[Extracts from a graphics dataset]
◇ ◇ ◇ ◇ ◇ ◇ ◇
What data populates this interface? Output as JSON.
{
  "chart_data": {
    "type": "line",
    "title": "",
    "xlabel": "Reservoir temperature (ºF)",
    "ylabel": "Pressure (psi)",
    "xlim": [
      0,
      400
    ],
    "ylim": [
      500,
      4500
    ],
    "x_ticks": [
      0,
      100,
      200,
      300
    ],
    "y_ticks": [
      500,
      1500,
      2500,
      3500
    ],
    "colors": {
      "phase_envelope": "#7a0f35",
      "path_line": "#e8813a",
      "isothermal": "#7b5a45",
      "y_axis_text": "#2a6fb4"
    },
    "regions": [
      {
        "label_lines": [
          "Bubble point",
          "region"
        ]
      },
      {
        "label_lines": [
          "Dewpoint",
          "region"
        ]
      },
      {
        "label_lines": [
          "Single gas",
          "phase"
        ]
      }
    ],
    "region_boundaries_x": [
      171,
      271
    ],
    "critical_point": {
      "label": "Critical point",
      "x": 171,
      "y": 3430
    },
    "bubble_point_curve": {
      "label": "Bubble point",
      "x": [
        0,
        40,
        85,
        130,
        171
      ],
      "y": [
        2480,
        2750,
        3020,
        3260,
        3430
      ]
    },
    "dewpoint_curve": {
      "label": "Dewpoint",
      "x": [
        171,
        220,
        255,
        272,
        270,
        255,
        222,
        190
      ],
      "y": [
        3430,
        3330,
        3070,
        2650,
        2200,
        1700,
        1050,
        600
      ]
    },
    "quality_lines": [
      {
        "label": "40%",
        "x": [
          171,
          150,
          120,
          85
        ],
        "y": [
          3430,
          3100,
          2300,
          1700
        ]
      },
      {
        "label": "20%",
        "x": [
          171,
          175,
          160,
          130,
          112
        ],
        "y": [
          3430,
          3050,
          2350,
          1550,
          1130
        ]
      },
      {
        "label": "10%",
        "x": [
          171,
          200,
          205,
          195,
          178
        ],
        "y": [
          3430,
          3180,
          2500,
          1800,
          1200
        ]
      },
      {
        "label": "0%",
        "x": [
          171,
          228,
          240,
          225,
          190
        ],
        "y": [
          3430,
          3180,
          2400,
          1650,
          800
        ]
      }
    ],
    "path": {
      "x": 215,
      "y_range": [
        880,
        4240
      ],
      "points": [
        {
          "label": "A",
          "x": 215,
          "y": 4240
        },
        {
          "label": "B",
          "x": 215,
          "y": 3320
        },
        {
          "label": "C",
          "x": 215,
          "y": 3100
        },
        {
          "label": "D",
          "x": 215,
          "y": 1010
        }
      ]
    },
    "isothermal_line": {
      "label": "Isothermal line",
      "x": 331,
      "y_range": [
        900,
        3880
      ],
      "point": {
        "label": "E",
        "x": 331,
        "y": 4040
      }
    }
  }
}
◇ ◇ ◇ ◇ ◇ ◇ ◇
- **WORK TO BE COMPLETED**: Transcribe all the entries, keeping each one exactly as it is.

- **TASK RESULT**:
What data populates this interface? Output as JSON.
{
  "chart_data": {
    "type": "line",
    "title": "",
    "xlabel": "Reservoir temperature (ºF)",
    "ylabel": "Pressure (psi)",
    "xlim": [
      0,
      400
    ],
    "ylim": [
      500,
      4500
    ],
    "x_ticks": [
      0,
      100,
      200,
      300
    ],
    "y_ticks": [
      500,
      1500,
      2500,
      3500
    ],
    "colors": {
      "phase_envelope": "#7a0f35",
      "path_line": "#e8813a",
      "isothermal": "#7b5a45",
      "y_axis_text": "#2a6fb4"
    },
    "regions": [
      {
        "label_lines": [
          "Bubble point",
          "region"
        ]
      },
      {
        "label_lines": [
          "Dewpoint",
          "region"
        ]
      },
      {
        "label_lines": [
          "Single gas",
          "phase"
        ]
      }
    ],
    "region_boundaries_x": [
      171,
      271
    ],
    "critical_point": {
      "label": "Critical point",
      "x": 171,
      "y": 3430
    },
    "bubble_point_curve": {
      "label": "Bubble point",
      "x": [
        0,
        40,
        85,
        130,
        171
      ],
      "y": [
        2480,
        2750,
        3020,
        3260,
        3430
      ]
    },
    "dewpoint_curve": {
      "label": "Dewpoint",
      "x": [
        171,
        220,
        255,
        272,
        270,
        255,
        222,
        190
      ],
      "y": [
        3430,
        3330,
        3070,
        2650,
        2200,
        1700,
        1050,
        600
      ]
    },
    "quality_lines": [
      {
        "label": "40%",
        "x": [
          171,
          150,
          120,
          85
        ],
        "y": [
          3430,
          3100,
          2300,
          1700
        ]
      },
      {
        "label": "20%",
        "x": [
          171,
          175,
          160,
          130,
          112
        ],
        "y": [
          3430,
          3050,
          2350,
          1550,
          1130
        ]
      },
      {
        "label": "10%",
        "x": [
          171,
          200,
          205,
          195,
          178
        ],
        "y": [
          3430,
          3180,
          2500,
          1800,
          1200
        ]
      },
      {
        "label": "0%",
        "x": [
          171,
          228,
          240,
          225,
          190
        ],
        "y": [
          3430,
          3180,
          2400,
          1650,
          800
        ]
      }
    ],
    "path": {
      "x": 215,
      "y_range": [
        880,
        4240
      ],
      "points": [
        {
          "label": "A",
          "x": 215,
          "y": 4240
        },
        {
          "label": "B",
          "x": 215,
          "y": 3320
        },
        {
          "label": "C",
          "x": 215,
          "y": 3100
        },
        {
          "label": "D",
          "x": 215,
          "y": 1010
        }
      ]
    },
    "isothermal_line": {
      "label": "Isothermal line",
      "x": 331,
      "y_range": [
        900,
        3880
      ],
      "point": {
        "label": "E",
        "x": 331,
        "y": 4040
      }
    }
  }
}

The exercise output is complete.